==== PROVIDED RECORDS ====
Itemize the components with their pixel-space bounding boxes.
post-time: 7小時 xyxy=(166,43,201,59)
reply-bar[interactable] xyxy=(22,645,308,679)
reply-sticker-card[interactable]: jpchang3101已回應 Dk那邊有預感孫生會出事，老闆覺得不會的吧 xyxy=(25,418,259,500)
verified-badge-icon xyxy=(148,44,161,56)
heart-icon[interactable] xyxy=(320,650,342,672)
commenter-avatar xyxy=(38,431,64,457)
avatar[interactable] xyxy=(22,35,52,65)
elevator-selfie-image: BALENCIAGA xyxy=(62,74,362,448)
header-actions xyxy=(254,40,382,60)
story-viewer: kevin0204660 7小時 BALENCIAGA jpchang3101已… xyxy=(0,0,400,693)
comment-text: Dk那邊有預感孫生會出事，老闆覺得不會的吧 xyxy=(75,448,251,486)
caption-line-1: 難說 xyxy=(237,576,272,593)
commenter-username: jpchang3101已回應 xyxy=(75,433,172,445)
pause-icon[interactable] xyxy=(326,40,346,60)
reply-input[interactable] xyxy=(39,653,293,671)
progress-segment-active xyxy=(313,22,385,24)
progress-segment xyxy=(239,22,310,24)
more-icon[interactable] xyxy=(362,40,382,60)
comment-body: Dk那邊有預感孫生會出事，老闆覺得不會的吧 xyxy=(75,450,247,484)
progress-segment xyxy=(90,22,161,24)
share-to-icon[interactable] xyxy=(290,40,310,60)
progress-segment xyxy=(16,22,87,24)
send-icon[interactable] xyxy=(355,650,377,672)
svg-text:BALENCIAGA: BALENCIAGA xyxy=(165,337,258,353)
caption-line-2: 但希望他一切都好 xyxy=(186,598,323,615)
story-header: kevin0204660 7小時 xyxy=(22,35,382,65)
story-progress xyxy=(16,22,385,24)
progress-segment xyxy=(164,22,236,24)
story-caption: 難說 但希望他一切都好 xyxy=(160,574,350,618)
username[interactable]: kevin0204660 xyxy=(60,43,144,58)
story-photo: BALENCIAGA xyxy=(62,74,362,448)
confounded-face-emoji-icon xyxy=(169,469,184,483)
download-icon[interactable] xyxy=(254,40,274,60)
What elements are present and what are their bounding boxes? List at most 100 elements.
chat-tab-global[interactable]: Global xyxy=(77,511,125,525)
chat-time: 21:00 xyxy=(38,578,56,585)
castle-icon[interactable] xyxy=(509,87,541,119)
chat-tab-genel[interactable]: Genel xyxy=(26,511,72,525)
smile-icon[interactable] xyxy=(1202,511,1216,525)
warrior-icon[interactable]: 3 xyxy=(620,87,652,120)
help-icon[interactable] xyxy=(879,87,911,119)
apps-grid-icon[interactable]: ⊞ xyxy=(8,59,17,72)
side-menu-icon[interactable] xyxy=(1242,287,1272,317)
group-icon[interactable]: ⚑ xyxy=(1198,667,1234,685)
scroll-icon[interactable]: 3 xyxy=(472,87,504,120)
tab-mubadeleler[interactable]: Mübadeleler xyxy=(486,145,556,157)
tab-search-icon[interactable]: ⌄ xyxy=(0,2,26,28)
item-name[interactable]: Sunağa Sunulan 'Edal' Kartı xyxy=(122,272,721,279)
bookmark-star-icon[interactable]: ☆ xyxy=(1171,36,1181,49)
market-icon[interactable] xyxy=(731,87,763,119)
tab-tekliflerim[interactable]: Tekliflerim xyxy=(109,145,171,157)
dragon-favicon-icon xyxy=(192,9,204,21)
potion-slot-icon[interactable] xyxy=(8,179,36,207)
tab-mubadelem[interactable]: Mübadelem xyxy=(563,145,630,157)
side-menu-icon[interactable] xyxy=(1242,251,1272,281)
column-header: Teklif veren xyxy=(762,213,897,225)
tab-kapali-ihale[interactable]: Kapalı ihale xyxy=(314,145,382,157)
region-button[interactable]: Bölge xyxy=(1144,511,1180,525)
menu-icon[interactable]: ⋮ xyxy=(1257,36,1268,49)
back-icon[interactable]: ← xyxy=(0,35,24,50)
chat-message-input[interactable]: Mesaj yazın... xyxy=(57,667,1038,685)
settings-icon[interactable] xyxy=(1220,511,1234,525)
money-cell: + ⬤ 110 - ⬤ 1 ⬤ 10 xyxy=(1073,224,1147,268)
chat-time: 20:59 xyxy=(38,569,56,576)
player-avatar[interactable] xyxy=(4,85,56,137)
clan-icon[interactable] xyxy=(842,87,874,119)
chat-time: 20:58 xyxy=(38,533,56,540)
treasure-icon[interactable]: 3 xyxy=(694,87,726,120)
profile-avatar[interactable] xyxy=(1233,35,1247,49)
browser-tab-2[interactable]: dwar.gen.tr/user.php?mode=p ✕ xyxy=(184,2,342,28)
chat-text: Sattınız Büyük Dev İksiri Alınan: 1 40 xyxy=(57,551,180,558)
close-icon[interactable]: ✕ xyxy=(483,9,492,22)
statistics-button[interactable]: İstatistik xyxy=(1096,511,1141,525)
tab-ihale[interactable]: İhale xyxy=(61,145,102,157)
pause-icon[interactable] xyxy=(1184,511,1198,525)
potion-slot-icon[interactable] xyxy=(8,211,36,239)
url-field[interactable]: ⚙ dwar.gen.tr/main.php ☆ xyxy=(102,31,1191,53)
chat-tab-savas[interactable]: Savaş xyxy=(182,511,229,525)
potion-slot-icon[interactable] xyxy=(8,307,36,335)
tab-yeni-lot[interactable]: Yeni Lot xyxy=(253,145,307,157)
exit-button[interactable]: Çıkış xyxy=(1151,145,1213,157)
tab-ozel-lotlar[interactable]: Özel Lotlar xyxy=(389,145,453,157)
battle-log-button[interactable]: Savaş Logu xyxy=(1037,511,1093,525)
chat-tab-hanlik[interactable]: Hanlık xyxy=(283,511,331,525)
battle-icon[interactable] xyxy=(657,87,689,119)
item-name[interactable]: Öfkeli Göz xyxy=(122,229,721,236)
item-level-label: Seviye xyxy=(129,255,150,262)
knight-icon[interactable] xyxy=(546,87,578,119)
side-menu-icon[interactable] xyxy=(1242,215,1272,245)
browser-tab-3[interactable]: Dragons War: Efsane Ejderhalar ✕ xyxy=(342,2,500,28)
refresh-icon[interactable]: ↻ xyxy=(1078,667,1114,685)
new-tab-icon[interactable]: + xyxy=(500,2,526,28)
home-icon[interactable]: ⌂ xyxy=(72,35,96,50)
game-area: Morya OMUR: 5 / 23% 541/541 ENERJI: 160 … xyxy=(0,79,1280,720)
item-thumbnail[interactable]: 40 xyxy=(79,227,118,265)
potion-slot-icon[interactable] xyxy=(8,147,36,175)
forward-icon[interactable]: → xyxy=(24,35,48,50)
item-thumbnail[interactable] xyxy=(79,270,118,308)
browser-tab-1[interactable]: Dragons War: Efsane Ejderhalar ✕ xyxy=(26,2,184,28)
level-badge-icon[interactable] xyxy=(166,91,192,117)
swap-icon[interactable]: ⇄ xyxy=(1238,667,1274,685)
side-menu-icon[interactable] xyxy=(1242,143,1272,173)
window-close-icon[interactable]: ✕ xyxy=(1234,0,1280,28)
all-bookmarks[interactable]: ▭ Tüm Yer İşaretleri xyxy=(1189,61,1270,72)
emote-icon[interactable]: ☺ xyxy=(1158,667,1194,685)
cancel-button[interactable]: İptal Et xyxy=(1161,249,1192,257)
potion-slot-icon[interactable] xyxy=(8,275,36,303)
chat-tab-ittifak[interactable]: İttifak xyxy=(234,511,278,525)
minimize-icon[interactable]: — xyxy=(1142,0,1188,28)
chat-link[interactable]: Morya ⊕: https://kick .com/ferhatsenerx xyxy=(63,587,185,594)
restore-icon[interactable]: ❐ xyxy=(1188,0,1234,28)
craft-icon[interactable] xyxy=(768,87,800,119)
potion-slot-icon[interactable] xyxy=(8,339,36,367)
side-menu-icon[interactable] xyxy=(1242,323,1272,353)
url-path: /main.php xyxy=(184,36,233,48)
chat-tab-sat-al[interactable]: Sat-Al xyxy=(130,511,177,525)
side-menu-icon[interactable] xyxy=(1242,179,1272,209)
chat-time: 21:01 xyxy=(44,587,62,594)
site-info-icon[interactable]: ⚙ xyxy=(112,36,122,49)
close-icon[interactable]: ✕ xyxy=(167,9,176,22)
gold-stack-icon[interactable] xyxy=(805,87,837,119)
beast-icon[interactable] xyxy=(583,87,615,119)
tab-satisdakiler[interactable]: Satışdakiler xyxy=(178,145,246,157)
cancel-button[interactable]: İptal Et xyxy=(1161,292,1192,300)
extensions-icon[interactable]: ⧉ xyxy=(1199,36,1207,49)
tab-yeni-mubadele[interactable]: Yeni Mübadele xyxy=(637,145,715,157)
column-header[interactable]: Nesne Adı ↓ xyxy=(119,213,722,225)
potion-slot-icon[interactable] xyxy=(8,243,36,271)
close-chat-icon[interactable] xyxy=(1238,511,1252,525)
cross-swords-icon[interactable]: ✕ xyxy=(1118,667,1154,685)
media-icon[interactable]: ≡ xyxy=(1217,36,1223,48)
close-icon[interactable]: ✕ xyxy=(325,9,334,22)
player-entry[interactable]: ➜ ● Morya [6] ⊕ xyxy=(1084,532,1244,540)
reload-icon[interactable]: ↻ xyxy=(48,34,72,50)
====
Change "pause-icon" to "play-icon" in the listing from its first line through the line containing "apps-grid-icon[interactable]: ⊞ xyxy=(8,59,17,72)", inclusive, and return those lines with nothing else altered.

Itemize the components with their pixel-space bounding boxes.
post-time: 7小時 xyxy=(166,43,201,59)
reply-bar[interactable] xyxy=(22,645,308,679)
reply-sticker-card[interactable]: jpchang3101已回應 Dk那邊有預感孫生會出事，老闆覺得不會的吧 xyxy=(25,418,259,500)
verified-badge-icon xyxy=(148,44,161,56)
heart-icon[interactable] xyxy=(320,650,342,672)
commenter-avatar xyxy=(38,431,64,457)
avatar[interactable] xyxy=(22,35,52,65)
elevator-selfie-image: BALENCIAGA xyxy=(62,74,362,448)
header-actions xyxy=(254,40,382,60)
story-viewer: kevin0204660 7小時 BALENCIAGA jpchang3101已… xyxy=(0,0,400,693)
comment-text: Dk那邊有預感孫生會出事，老闆覺得不會的吧 xyxy=(75,448,251,486)
caption-line-1: 難說 xyxy=(237,576,272,593)
commenter-username: jpchang3101已回應 xyxy=(75,433,172,445)
play-icon[interactable] xyxy=(326,40,346,60)
reply-input[interactable] xyxy=(39,653,293,671)
progress-segment-active xyxy=(313,22,385,24)
progress-segment xyxy=(239,22,310,24)
more-icon[interactable] xyxy=(362,40,382,60)
comment-body: Dk那邊有預感孫生會出事，老闆覺得不會的吧 xyxy=(75,450,247,484)
progress-segment xyxy=(90,22,161,24)
share-to-icon[interactable] xyxy=(290,40,310,60)
progress-segment xyxy=(16,22,87,24)
send-icon[interactable] xyxy=(355,650,377,672)
svg-text:BALENCIAGA: BALENCIAGA xyxy=(165,337,258,353)
caption-line-2: 但希望他一切都好 xyxy=(186,598,323,615)
story-header: kevin0204660 7小時 xyxy=(22,35,382,65)
story-progress xyxy=(16,22,385,24)
progress-segment xyxy=(164,22,236,24)
story-caption: 難說 但希望他一切都好 xyxy=(160,574,350,618)
username[interactable]: kevin0204660 xyxy=(60,43,144,58)
story-photo: BALENCIAGA xyxy=(62,74,362,448)
confounded-face-emoji-icon xyxy=(169,469,184,483)
download-icon[interactable] xyxy=(254,40,274,60)
What elements are present and what are their bounding boxes? List at most 100 elements.
chat-tab-global[interactable]: Global xyxy=(77,511,125,525)
chat-time: 21:00 xyxy=(38,578,56,585)
castle-icon[interactable] xyxy=(509,87,541,119)
chat-tab-genel[interactable]: Genel xyxy=(26,511,72,525)
smile-icon[interactable] xyxy=(1202,511,1216,525)
warrior-icon[interactable]: 3 xyxy=(620,87,652,120)
help-icon[interactable] xyxy=(879,87,911,119)
apps-grid-icon[interactable]: ⊞ xyxy=(8,59,17,72)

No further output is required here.